Exercise | Reproduce each of the lines word for word.

Figure dataset records
-- Begin --

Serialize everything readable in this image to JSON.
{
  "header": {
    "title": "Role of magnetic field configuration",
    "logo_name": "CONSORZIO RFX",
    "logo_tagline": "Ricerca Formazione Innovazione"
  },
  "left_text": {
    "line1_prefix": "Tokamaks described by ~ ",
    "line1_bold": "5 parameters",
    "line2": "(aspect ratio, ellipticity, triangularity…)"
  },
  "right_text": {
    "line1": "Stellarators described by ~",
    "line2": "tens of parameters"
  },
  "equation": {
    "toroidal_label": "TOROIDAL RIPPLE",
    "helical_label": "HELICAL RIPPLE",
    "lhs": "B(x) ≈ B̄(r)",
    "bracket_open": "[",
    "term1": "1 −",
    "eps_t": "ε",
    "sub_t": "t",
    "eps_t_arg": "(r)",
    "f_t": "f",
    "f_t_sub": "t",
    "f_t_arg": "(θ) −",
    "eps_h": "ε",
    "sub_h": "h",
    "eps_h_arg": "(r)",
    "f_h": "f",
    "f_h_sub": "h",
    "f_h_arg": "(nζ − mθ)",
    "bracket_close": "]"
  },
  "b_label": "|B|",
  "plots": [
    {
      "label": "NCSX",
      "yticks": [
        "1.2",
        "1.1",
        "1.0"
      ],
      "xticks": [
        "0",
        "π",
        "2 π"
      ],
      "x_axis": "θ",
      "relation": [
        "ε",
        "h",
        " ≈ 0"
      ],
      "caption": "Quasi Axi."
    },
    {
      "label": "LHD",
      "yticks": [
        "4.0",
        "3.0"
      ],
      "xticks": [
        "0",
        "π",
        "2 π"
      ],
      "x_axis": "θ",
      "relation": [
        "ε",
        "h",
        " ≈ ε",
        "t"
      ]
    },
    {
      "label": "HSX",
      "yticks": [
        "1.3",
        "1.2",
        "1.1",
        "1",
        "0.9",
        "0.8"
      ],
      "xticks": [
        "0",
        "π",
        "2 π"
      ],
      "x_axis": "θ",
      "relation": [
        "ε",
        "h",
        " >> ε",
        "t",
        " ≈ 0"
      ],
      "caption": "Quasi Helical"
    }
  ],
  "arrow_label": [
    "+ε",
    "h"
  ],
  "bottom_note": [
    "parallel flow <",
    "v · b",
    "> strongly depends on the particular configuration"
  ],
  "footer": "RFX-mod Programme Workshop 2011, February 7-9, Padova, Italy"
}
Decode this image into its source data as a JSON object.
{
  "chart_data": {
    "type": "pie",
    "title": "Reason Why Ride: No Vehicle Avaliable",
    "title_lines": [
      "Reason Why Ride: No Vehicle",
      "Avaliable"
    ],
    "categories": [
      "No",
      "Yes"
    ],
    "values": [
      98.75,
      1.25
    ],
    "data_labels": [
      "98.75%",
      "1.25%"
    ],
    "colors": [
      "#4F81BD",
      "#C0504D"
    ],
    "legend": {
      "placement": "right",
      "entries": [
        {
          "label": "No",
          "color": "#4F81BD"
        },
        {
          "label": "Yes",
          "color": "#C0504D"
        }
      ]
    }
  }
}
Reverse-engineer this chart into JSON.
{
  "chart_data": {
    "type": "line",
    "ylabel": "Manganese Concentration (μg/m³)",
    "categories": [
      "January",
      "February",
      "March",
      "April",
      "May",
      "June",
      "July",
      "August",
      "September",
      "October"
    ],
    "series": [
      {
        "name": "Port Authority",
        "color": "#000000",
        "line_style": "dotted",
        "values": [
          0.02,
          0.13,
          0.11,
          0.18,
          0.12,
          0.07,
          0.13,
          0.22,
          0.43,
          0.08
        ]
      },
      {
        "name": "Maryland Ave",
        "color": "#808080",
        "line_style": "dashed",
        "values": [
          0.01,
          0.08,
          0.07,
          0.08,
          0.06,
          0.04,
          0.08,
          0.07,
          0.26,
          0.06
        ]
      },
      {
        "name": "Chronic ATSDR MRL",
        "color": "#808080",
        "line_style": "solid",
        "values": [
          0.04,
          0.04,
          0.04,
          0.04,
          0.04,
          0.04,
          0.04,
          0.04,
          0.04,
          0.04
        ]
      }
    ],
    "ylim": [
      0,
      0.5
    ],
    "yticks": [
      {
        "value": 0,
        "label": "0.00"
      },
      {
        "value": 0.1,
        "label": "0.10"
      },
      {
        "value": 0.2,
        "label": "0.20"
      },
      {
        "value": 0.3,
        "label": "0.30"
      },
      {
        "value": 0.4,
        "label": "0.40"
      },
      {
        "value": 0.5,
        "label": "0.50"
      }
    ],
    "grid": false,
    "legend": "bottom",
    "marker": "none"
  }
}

-- End --

Result |
Serialize everything readable in this image to JSON.
{
  "header": {
    "title": "Role of magnetic field configuration",
    "logo_name": "CONSORZIO RFX",
    "logo_tagline": "Ricerca Formazione Innovazione"
  },
  "left_text": {
    "line1_prefix": "Tokamaks described by ~ ",
    "line1_bold": "5 parameters",
    "line2": "(aspect ratio, ellipticity, triangularity…)"
  },
  "right_text": {
    "line1": "Stellarators described by ~",
    "line2": "tens of parameters"
  },
  "equation": {
    "toroidal_label": "TOROIDAL RIPPLE",
    "helical_label": "HELICAL RIPPLE",
    "lhs": "B(x) ≈ B̄(r)",
    "bracket_open": "[",
    "term1": "1 −",
    "eps_t": "ε",
    "sub_t": "t",
    "eps_t_arg": "(r)",
    "f_t": "f",
    "f_t_sub": "t",
    "f_t_arg": "(θ) −",
    "eps_h": "ε",
    "sub_h": "h",
    "eps_h_arg": "(r)",
    "f_h": "f",
    "f_h_sub": "h",
    "f_h_arg": "(nζ − mθ)",
    "bracket_close": "]"
  },
  "b_label": "|B|",
  "plots": [
    {
      "label": "NCSX",
      "yticks": [
        "1.2",
        "1.1",
        "1.0"
      ],
      "xticks": [
        "0",
        "π",
        "2 π"
      ],
      "x_axis": "θ",
      "relation": [
        "ε",
        "h",
        " ≈ 0"
      ],
      "caption": "Quasi Axi."
    },
    {
      "label": "LHD",
      "yticks": [
        "4.0",
        "3.0"
      ],
      "xticks": [
        "0",
        "π",
        "2 π"
      ],
      "x_axis": "θ",
      "relation": [
        "ε",
        "h",
        " ≈ ε",
        "t"
      ]
    },
    {
      "label": "HSX",
      "yticks": [
        "1.3",
        "1.2",
        "1.1",
        "1",
        "0.9",
        "0.8"
      ],
      "xticks": [
        "0",
        "π",
        "2 π"
      ],
      "x_axis": "θ",
      "relation": [
        "ε",
        "h",
        " >> ε",
        "t",
        " ≈ 0"
      ],
      "caption": "Quasi Helical"
    }
  ],
  "arrow_label": [
    "+ε",
    "h"
  ],
  "bottom_note": [
    "parallel flow <",
    "v · b",
    "> strongly depends on the particular configuration"
  ],
  "footer": "RFX-mod Programme Workshop 2011, February 7-9, Padova, Italy"
}
Decode this image into its source data as a JSON object.
{
  "chart_data": {
    "type": "pie",
    "title": "Reason Why Ride: No Vehicle Avaliable",
    "title_lines": [
      "Reason Why Ride: No Vehicle",
      "Avaliable"
    ],
    "categories": [
      "No",
      "Yes"
    ],
    "values": [
      98.75,
      1.25
    ],
    "data_labels": [
      "98.75%",
      "1.25%"
    ],
    "colors": [
      "#4F81BD",
      "#C0504D"
    ],
    "legend": {
      "placement": "right",
      "entries": [
        {
          "label": "No",
          "color": "#4F81BD"
        },
        {
          "label": "Yes",
          "color": "#C0504D"
        }
      ]
    }
  }
}
Reverse-engineer this chart into JSON.
{
  "chart_data": {
    "type": "line",
    "ylabel": "Manganese Concentration (μg/m³)",
    "categories": [
      "January",
      "February",
      "March",
      "April",
      "May",
      "June",
      "July",
      "August",
      "September",
      "October"
    ],
    "series": [
      {
        "name": "Port Authority",
        "color": "#000000",
        "line_style": "dotted",
        "values": [
          0.02,
          0.13,
          0.11,
          0.18,
          0.12,
          0.07,
          0.13,
          0.22,
          0.43,
          0.08
        ]
      },
      {
        "name": "Maryland Ave",
        "color": "#808080",
        "line_style": "dashed",
        "values": [
          0.01,
          0.08,
          0.07,
          0.08,
          0.06,
          0.04,
          0.08,
          0.07,
          0.26,
          0.06
        ]
      },
      {
        "name": "Chronic ATSDR MRL",
        "color": "#808080",
        "line_style": "solid",
        "values": [
          0.04,
          0.04,
          0.04,
          0.04,
          0.04,
          0.04,
          0.04,
          0.04,
          0.04,
          0.04
        ]
      }
    ],
    "ylim": [
      0,
      0.5
    ],
    "yticks": [
      {
        "value": 0,
        "label": "0.00"
      },
      {
        "value": 0.1,
        "label": "0.10"
      },
      {
        "value": 0.2,
        "label": "0.20"
      },
      {
        "value": 0.3,
        "label": "0.30"
      },
      {
        "value": 0.4,
        "label": "0.40"
      },
      {
        "value": 0.5,
        "label": "0.50"
      }
    ],
    "grid": false,
    "legend": "bottom",
    "marker": "none"
  }
}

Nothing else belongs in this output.